## Your goal
Retype the records below exactly as they appear.

[Lines of data]
>>>

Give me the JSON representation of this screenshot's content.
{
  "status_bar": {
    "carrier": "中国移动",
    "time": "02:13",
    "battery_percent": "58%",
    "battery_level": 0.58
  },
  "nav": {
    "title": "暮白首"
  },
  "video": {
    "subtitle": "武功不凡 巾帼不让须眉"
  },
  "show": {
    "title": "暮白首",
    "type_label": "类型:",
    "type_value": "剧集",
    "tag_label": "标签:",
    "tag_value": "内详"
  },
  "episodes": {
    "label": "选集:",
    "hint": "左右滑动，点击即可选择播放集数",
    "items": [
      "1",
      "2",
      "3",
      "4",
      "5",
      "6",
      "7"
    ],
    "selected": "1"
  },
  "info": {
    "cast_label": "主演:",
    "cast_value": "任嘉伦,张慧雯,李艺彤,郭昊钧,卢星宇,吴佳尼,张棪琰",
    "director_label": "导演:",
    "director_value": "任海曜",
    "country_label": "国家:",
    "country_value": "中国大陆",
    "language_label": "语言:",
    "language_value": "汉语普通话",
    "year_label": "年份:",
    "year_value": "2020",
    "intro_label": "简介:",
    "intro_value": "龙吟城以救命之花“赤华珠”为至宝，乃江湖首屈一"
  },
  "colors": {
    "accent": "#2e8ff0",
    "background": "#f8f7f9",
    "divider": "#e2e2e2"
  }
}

<<<

## Problem solution
Give me the JSON representation of this screenshot's content.
{
  "status_bar": {
    "carrier": "中国移动",
    "time": "02:13",
    "battery_percent": "58%",
    "battery_level": 0.58
  },
  "nav": {
    "title": "暮白首"
  },
  "video": {
    "subtitle": "武功不凡 巾帼不让须眉"
  },
  "show": {
    "title": "暮白首",
    "type_label": "类型:",
    "type_value": "剧集",
    "tag_label": "标签:",
    "tag_value": "内详"
  },
  "episodes": {
    "label": "选集:",
    "hint": "左右滑动，点击即可选择播放集数",
    "items": [
      "1",
      "2",
      "3",
      "4",
      "5",
      "6",
      "7"
    ],
    "selected": "1"
  },
  "info": {
    "cast_label": "主演:",
    "cast_value": "任嘉伦,张慧雯,李艺彤,郭昊钧,卢星宇,吴佳尼,张棪琰",
    "director_label": "导演:",
    "director_value": "任海曜",
    "country_label": "国家:",
    "country_value": "中国大陆",
    "language_label": "语言:",
    "language_value": "汉语普通话",
    "year_label": "年份:",
    "year_value": "2020",
    "intro_label": "简介:",
    "intro_value": "龙吟城以救命之花“赤华珠”为至宝，乃江湖首屈一"
  },
  "colors": {
    "accent": "#2e8ff0",
    "background": "#f8f7f9",
    "divider": "#e2e2e2"
  }
}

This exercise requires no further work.